-- Start PROVIDED RECORDS --

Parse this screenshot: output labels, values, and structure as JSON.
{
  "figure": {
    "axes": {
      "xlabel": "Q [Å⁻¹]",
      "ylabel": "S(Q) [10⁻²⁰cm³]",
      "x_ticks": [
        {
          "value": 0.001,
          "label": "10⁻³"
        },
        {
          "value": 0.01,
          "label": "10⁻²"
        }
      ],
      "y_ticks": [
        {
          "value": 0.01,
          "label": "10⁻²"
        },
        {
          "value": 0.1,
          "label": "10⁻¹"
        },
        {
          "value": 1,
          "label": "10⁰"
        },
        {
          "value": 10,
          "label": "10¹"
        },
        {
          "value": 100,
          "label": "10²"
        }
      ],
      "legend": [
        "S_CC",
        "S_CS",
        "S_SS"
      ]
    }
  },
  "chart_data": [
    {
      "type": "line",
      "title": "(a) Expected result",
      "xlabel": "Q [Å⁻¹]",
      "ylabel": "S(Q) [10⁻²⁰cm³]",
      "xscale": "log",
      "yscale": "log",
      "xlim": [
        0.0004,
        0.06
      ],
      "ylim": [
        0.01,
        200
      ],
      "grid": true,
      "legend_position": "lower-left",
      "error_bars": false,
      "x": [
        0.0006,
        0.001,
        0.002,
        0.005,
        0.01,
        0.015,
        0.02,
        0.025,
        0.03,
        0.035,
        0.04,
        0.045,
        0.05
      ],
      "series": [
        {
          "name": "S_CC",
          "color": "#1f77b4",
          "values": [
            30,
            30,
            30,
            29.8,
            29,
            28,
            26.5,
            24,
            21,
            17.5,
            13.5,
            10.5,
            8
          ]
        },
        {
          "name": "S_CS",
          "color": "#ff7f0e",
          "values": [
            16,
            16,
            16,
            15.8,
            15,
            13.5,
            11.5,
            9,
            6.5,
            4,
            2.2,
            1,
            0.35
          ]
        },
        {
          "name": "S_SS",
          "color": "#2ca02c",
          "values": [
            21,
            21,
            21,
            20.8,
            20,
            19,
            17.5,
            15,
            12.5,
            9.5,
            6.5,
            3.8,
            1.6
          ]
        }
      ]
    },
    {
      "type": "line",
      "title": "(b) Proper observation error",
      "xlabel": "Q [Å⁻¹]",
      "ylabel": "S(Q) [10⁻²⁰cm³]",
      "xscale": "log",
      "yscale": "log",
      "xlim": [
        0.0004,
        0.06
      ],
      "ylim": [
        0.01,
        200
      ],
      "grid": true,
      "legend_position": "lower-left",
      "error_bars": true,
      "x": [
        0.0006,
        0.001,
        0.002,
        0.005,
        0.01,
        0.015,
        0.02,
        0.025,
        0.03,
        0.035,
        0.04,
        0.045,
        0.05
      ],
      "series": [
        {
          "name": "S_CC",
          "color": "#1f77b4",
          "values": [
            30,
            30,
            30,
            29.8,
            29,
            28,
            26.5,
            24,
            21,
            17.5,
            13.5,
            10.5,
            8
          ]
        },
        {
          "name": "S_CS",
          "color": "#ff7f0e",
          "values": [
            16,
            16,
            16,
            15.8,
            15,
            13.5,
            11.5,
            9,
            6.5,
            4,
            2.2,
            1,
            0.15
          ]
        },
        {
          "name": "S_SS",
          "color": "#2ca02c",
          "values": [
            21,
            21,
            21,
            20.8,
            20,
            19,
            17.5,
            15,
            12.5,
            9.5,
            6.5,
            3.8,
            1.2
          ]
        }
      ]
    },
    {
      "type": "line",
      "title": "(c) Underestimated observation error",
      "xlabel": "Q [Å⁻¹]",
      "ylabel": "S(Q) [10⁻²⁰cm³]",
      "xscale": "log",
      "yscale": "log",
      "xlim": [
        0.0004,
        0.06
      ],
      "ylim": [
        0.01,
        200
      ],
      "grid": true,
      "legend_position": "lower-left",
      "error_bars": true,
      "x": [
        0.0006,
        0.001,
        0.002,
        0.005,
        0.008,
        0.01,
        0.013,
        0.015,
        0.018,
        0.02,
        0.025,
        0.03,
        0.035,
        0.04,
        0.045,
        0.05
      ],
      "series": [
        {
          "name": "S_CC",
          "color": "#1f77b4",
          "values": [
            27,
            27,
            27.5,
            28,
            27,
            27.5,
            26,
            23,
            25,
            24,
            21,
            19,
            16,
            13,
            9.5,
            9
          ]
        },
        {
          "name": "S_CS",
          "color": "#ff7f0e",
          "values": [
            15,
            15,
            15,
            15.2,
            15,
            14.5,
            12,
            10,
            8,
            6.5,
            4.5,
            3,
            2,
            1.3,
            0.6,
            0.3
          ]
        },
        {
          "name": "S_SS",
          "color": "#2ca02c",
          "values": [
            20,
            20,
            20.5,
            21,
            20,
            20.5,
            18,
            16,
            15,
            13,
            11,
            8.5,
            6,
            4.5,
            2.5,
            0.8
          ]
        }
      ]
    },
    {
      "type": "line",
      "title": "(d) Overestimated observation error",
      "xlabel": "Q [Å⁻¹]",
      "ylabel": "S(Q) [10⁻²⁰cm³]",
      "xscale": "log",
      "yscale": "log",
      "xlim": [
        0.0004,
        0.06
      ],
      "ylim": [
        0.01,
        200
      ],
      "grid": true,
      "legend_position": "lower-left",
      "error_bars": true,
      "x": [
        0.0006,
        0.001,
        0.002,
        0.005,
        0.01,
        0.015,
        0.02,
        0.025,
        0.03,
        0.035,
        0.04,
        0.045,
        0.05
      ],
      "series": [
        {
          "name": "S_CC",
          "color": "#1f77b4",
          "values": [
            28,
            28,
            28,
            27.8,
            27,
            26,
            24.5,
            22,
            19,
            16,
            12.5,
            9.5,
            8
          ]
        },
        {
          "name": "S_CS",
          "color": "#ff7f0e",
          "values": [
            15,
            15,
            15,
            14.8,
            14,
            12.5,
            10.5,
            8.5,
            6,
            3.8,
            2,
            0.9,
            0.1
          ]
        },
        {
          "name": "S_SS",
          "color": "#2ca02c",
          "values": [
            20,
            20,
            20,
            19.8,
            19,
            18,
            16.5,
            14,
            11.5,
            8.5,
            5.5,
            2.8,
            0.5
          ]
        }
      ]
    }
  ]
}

-- End PROVIDED RECORDS --

**THE REQUEST**
Copy out all lines where the word "observation" appears.

**RESPONSE TO THIS TASK**
      "title": "(b) Proper observation error",
      "title": "(c) Underestimated observation error",
      "title": "(d) Overestimated observation error",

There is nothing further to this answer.